>> start
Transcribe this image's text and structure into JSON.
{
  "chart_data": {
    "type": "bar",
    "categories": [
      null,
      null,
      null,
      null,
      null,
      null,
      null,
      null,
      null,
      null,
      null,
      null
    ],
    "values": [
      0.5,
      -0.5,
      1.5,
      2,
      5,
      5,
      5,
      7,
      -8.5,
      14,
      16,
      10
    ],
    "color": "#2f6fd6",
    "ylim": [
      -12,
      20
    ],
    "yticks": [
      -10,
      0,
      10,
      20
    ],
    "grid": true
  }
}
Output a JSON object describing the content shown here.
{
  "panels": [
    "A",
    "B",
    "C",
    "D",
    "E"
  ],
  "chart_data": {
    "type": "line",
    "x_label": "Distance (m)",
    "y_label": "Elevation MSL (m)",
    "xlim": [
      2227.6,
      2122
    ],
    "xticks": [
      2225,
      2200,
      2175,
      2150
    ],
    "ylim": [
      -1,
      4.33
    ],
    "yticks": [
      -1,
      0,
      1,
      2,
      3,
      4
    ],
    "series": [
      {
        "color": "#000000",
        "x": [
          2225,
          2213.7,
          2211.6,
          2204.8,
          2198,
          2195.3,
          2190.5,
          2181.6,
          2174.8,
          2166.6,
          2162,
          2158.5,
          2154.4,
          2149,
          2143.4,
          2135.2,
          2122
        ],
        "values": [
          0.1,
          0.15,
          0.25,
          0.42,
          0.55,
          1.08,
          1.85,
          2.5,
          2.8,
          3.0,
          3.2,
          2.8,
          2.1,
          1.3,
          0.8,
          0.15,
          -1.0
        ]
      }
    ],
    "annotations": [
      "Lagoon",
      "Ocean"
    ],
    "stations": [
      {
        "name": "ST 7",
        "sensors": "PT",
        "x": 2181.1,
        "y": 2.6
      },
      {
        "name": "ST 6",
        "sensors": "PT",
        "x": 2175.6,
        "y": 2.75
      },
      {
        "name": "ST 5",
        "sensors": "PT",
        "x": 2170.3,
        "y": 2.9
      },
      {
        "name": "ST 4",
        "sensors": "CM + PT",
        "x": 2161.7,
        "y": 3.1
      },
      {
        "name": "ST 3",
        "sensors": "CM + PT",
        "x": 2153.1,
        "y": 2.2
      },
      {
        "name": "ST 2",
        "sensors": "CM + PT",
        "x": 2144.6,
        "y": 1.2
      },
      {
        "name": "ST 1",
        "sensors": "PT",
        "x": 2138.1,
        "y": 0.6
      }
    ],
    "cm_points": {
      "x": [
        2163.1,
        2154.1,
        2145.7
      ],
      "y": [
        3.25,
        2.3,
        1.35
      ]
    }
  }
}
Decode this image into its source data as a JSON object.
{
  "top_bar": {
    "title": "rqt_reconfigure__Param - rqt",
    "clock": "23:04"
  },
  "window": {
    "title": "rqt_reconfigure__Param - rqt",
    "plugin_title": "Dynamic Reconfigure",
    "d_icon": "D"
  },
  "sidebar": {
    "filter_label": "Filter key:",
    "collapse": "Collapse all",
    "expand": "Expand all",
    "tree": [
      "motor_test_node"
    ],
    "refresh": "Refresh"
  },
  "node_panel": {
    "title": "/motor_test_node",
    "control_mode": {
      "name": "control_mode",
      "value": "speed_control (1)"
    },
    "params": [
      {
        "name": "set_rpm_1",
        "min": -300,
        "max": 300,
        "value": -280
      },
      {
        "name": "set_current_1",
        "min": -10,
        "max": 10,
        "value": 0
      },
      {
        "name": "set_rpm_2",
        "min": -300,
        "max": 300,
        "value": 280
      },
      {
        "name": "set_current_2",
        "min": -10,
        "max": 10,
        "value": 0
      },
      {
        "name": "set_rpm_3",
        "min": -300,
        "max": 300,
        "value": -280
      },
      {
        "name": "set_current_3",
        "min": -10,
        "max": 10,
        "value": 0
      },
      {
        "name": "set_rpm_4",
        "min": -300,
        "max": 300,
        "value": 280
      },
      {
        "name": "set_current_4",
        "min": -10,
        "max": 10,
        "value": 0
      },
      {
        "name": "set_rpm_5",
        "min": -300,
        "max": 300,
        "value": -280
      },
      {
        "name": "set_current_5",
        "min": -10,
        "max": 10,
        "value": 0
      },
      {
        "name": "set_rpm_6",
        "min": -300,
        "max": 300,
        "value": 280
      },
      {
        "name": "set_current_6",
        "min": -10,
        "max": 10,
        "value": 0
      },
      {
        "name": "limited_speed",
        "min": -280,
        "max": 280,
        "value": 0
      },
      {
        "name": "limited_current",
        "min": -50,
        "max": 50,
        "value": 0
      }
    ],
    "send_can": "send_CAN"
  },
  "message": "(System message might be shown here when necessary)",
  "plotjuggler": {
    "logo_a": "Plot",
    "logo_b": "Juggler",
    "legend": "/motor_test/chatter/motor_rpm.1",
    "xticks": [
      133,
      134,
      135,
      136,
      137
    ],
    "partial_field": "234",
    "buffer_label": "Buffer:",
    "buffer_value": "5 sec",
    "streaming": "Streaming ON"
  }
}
>> end
• **GOAL**
Please reproduce each record precisely as written.

• **COMPLETE ANSWER**
Transcribe this image's text and structure into JSON.
{
  "chart_data": {
    "type": "bar",
    "categories": [
      null,
      null,
      null,
      null,
      null,
      null,
      null,
      null,
      null,
      null,
      null,
      null
    ],
    "values": [
      0.5,
      -0.5,
      1.5,
      2,
      5,
      5,
      5,
      7,
      -8.5,
      14,
      16,
      10
    ],
    "color": "#2f6fd6",
    "ylim": [
      -12,
      20
    ],
    "yticks": [
      -10,
      0,
      10,
      20
    ],
    "grid": true
  }
}
Output a JSON object describing the content shown here.
{
  "panels": [
    "A",
    "B",
    "C",
    "D",
    "E"
  ],
  "chart_data": {
    "type": "line",
    "x_label": "Distance (m)",
    "y_label": "Elevation MSL (m)",
    "xlim": [
      2227.6,
      2122
    ],
    "xticks": [
      2225,
      2200,
      2175,
      2150
    ],
    "ylim": [
      -1,
      4.33
    ],
    "yticks": [
      -1,
      0,
      1,
      2,
      3,
      4
    ],
    "series": [
      {
        "color": "#000000",
        "x": [
          2225,
          2213.7,
          2211.6,
          2204.8,
          2198,
          2195.3,
          2190.5,
          2181.6,
          2174.8,
          2166.6,
          2162,
          2158.5,
          2154.4,
          2149,
          2143.4,
          2135.2,
          2122
        ],
        "values": [
          0.1,
          0.15,
          0.25,
          0.42,
          0.55,
          1.08,
          1.85,
          2.5,
          2.8,
          3.0,
          3.2,
          2.8,
          2.1,
          1.3,
          0.8,
          0.15,
          -1.0
        ]
      }
    ],
    "annotations": [
      "Lagoon",
      "Ocean"
    ],
    "stations": [
      {
        "name": "ST 7",
        "sensors": "PT",
        "x": 2181.1,
        "y": 2.6
      },
      {
        "name": "ST 6",
        "sensors": "PT",
        "x": 2175.6,
        "y": 2.75
      },
      {
        "name": "ST 5",
        "sensors": "PT",
        "x": 2170.3,
        "y": 2.9
      },
      {
        "name": "ST 4",
        "sensors": "CM + PT",
        "x": 2161.7,
        "y": 3.1
      },
      {
        "name": "ST 3",
        "sensors": "CM + PT",
        "x": 2153.1,
        "y": 2.2
      },
      {
        "name": "ST 2",
        "sensors": "CM + PT",
        "x": 2144.6,
        "y": 1.2
      },
      {
        "name": "ST 1",
        "sensors": "PT",
        "x": 2138.1,
        "y": 0.6
      }
    ],
    "cm_points": {
      "x": [
        2163.1,
        2154.1,
        2145.7
      ],
      "y": [
        3.25,
        2.3,
        1.35
      ]
    }
  }
}
Decode this image into its source data as a JSON object.
{
  "top_bar": {
    "title": "rqt_reconfigure__Param - rqt",
    "clock": "23:04"
  },
  "window": {
    "title": "rqt_reconfigure__Param - rqt",
    "plugin_title": "Dynamic Reconfigure",
    "d_icon": "D"
  },
  "sidebar": {
    "filter_label": "Filter key:",
    "collapse": "Collapse all",
    "expand": "Expand all",
    "tree": [
      "motor_test_node"
    ],
    "refresh": "Refresh"
  },
  "node_panel": {
    "title": "/motor_test_node",
    "control_mode": {
      "name": "control_mode",
      "value": "speed_control (1)"
    },
    "params": [
      {
        "name": "set_rpm_1",
        "min": -300,
        "max": 300,
        "value": -280
      },
      {
        "name": "set_current_1",
        "min": -10,
        "max": 10,
        "value": 0
      },
      {
        "name": "set_rpm_2",
        "min": -300,
        "max": 300,
        "value": 280
      },
      {
        "name": "set_current_2",
        "min": -10,
        "max": 10,
        "value": 0
      },
      {
        "name": "set_rpm_3",
        "min": -300,
        "max": 300,
        "value": -280
      },
      {
        "name": "set_current_3",
        "min": -10,
        "max": 10,
        "value": 0
      },
      {
        "name": "set_rpm_4",
        "min": -300,
        "max": 300,
        "value": 280
      },
      {
        "name": "set_current_4",
        "min": -10,
        "max": 10,
        "value": 0
      },
      {
        "name": "set_rpm_5",
        "min": -300,
        "max": 300,
        "value": -280
      },
      {
        "name": "set_current_5",
        "min": -10,
        "max": 10,
        "value": 0
      },
      {
        "name": "set_rpm_6",
        "min": -300,
        "max": 300,
        "value": 280
      },
      {
        "name": "set_current_6",
        "min": -10,
        "max": 10,
        "value": 0
      },
      {
        "name": "limited_speed",
        "min": -280,
        "max": 280,
        "value": 0
      },
      {
        "name": "limited_current",
        "min": -50,
        "max": 50,
        "value": 0
      }
    ],
    "send_can": "send_CAN"
  },
  "message": "(System message might be shown here when necessary)",
  "plotjuggler": {
    "logo_a": "Plot",
    "logo_b": "Juggler",
    "legend": "/motor_test/chatter/motor_rpm.1",
    "xticks": [
      133,
      134,
      135,
      136,
      137
    ],
    "partial_field": "234",
    "buffer_label": "Buffer:",
    "buffer_value": "5 sec",
    "streaming": "Streaming ON"
  }
}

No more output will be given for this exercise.